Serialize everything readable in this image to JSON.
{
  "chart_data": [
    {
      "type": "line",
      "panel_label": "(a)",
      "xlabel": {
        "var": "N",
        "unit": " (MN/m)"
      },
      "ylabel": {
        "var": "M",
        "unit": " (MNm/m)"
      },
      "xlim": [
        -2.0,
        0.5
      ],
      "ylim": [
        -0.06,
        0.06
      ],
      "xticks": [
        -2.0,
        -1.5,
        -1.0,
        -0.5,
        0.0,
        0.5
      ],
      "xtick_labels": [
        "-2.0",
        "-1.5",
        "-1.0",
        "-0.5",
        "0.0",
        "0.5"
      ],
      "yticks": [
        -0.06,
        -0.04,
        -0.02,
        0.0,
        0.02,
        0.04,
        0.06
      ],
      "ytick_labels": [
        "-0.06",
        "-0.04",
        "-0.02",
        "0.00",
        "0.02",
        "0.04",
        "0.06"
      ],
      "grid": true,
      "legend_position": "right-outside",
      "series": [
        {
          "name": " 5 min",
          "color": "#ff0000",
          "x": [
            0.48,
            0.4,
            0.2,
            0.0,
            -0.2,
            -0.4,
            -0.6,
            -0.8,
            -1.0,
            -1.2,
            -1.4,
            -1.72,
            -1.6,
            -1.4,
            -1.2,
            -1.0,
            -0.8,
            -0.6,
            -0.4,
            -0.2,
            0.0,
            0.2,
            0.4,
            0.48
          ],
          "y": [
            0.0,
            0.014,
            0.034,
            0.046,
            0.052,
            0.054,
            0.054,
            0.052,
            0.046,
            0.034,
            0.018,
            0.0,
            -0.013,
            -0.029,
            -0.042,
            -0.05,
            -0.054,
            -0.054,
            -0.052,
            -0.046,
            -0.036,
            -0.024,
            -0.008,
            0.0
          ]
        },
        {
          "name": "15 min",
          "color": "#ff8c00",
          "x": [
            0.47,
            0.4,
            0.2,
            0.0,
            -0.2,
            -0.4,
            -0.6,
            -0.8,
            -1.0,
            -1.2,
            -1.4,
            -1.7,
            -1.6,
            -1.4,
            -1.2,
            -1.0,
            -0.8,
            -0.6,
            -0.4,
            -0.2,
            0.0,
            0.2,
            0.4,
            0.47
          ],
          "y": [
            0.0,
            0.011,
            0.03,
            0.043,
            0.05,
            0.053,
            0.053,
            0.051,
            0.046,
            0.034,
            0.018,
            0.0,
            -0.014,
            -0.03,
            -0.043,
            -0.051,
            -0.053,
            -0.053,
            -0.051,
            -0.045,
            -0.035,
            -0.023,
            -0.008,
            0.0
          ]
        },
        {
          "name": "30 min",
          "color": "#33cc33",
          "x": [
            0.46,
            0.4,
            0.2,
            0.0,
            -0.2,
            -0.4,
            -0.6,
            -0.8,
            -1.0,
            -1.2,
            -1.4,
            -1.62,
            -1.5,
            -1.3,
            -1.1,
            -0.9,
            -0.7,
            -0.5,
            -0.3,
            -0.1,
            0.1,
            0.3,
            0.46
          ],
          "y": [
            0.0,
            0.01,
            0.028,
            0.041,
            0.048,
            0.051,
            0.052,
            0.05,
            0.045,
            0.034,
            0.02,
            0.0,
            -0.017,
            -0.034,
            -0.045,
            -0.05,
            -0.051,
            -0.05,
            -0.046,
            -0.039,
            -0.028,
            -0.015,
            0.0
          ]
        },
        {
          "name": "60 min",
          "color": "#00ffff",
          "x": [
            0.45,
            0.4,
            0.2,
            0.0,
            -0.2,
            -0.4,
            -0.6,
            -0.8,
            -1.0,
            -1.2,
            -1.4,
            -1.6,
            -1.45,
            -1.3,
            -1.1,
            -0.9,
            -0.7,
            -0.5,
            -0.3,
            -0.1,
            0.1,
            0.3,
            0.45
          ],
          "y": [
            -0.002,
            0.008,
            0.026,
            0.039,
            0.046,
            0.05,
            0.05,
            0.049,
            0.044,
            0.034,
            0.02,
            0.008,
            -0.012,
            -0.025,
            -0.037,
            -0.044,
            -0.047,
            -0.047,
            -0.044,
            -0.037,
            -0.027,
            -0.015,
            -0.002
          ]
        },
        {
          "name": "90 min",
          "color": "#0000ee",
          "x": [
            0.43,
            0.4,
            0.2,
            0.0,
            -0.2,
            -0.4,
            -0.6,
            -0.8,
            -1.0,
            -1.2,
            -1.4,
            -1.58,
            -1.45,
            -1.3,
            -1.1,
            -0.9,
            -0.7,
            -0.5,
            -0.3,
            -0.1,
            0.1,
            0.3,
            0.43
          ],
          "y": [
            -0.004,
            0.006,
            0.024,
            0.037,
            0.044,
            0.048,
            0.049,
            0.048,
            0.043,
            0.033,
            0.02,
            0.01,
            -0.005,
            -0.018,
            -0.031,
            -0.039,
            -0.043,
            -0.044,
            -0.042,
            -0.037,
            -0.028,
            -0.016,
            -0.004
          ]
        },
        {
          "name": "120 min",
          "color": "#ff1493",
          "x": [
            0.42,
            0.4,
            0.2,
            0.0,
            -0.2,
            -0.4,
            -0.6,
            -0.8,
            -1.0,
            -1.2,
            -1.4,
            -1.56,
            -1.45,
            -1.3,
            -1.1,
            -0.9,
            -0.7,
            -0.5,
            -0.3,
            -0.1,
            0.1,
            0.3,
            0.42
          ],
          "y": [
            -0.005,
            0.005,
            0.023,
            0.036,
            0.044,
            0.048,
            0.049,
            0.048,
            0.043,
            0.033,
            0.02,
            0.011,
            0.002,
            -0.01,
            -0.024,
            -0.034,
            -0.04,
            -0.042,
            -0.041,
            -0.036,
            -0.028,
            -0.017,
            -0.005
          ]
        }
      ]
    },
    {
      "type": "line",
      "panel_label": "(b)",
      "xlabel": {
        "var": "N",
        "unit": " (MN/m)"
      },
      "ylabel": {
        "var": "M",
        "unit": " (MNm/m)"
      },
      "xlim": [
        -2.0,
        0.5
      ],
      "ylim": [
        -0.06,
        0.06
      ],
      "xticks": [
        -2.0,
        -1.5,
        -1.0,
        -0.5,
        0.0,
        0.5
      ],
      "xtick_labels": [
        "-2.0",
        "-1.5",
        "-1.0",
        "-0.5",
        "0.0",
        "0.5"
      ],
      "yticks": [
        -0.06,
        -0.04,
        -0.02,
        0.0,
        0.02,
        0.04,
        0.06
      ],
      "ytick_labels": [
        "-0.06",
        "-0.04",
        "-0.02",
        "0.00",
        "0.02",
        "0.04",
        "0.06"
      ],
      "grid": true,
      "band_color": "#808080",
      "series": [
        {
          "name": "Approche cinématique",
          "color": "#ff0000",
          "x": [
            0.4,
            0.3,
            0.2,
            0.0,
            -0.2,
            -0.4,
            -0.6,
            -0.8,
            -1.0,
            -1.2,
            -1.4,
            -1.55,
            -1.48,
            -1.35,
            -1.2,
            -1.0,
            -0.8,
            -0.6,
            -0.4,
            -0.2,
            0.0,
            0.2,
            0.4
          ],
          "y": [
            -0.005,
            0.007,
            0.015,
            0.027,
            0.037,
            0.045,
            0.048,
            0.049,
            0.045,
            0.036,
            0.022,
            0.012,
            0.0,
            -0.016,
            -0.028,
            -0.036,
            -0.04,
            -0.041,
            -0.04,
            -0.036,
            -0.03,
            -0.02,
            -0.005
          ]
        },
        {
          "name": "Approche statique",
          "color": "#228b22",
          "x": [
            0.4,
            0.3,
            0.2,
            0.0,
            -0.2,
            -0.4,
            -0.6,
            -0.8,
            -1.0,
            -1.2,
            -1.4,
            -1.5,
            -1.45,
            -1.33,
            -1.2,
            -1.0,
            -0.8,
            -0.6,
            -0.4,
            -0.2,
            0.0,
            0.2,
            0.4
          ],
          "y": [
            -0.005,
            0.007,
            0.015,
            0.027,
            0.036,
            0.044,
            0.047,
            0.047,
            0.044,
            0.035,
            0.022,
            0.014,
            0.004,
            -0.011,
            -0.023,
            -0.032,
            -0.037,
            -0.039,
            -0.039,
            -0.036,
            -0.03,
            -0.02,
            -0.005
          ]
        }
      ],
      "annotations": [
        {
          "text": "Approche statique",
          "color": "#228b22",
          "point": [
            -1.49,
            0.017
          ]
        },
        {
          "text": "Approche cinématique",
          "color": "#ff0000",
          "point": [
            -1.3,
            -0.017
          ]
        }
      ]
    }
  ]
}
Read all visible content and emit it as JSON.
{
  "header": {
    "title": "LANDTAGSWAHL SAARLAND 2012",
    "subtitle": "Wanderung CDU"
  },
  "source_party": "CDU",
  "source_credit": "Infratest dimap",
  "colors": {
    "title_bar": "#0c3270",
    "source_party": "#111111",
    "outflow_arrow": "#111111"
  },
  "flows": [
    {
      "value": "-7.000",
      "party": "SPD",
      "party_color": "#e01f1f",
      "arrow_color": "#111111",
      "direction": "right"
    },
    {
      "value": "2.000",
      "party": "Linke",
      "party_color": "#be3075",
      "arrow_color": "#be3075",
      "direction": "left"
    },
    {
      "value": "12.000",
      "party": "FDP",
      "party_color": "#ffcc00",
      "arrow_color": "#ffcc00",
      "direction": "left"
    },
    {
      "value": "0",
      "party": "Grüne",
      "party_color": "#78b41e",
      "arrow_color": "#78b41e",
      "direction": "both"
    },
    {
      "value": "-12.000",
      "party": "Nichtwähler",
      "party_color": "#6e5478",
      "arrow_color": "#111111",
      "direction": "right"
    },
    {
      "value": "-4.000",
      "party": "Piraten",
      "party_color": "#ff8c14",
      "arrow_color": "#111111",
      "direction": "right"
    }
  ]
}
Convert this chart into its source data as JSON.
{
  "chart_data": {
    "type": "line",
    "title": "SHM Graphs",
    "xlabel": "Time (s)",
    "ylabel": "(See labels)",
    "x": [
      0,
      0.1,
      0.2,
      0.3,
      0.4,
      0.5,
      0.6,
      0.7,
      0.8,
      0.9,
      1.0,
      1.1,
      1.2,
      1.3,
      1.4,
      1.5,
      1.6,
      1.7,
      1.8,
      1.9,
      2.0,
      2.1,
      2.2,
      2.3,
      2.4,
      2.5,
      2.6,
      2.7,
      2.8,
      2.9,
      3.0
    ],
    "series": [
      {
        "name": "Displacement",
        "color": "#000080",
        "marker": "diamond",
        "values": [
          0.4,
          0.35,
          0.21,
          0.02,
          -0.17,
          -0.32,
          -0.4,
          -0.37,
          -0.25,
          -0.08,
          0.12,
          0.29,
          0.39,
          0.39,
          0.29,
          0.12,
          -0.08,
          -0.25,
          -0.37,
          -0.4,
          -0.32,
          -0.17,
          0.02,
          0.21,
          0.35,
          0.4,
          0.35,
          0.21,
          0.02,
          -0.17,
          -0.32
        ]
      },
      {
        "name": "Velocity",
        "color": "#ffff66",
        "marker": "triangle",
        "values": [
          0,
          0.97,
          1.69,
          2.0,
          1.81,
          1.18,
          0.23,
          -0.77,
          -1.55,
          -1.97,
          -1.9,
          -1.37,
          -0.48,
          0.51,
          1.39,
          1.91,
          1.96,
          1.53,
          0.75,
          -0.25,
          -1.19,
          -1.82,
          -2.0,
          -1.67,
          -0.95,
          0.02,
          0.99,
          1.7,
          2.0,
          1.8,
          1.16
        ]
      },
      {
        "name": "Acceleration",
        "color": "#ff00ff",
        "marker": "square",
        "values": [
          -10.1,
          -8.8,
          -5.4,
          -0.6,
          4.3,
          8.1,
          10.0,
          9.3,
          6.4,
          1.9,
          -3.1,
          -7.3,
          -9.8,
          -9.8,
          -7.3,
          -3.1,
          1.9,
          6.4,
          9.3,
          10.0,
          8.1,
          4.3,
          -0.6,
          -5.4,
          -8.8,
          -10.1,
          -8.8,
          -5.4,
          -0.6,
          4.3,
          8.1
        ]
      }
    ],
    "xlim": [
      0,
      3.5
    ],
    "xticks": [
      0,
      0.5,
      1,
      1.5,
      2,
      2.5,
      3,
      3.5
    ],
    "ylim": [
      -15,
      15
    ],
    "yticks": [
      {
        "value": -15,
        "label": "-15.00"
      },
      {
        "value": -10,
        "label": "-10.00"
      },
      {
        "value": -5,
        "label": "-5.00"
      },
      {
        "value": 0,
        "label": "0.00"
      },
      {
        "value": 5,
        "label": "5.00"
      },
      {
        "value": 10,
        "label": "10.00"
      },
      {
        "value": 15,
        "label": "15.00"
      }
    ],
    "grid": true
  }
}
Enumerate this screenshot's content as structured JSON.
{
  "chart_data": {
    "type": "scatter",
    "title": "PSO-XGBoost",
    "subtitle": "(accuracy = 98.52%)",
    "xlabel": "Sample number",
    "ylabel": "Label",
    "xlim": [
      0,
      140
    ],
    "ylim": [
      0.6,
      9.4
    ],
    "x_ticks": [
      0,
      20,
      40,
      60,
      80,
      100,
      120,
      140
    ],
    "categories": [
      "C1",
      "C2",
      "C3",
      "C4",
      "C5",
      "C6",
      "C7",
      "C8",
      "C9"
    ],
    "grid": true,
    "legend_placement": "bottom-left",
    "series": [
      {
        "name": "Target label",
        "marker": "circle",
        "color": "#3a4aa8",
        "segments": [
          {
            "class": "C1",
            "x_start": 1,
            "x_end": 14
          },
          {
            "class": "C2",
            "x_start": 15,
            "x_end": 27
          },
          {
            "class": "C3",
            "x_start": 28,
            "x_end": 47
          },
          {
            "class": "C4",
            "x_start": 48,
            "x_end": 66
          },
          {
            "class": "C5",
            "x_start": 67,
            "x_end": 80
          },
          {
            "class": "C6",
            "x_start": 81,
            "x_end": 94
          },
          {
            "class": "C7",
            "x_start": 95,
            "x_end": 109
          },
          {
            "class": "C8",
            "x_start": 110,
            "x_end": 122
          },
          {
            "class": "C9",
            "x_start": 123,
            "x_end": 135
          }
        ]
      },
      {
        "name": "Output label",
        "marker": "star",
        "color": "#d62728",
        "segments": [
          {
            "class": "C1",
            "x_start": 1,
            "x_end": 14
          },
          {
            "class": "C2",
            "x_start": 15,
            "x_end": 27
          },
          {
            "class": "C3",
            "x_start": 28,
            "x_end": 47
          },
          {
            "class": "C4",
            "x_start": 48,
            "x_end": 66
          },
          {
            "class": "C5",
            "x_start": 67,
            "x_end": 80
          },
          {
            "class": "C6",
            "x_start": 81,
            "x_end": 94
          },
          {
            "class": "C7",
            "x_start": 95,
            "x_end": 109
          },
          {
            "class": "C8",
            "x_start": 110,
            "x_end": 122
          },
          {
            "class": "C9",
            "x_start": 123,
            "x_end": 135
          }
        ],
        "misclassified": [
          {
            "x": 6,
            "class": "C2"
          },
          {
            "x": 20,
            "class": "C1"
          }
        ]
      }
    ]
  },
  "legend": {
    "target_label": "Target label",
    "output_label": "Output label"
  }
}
--- --- ---
▶ GOAL OF THE EXERCISE
What is the number of lines in the data above that include the word "marker"? Answer with that number only.

▶ WRITTEN RESPONSE
5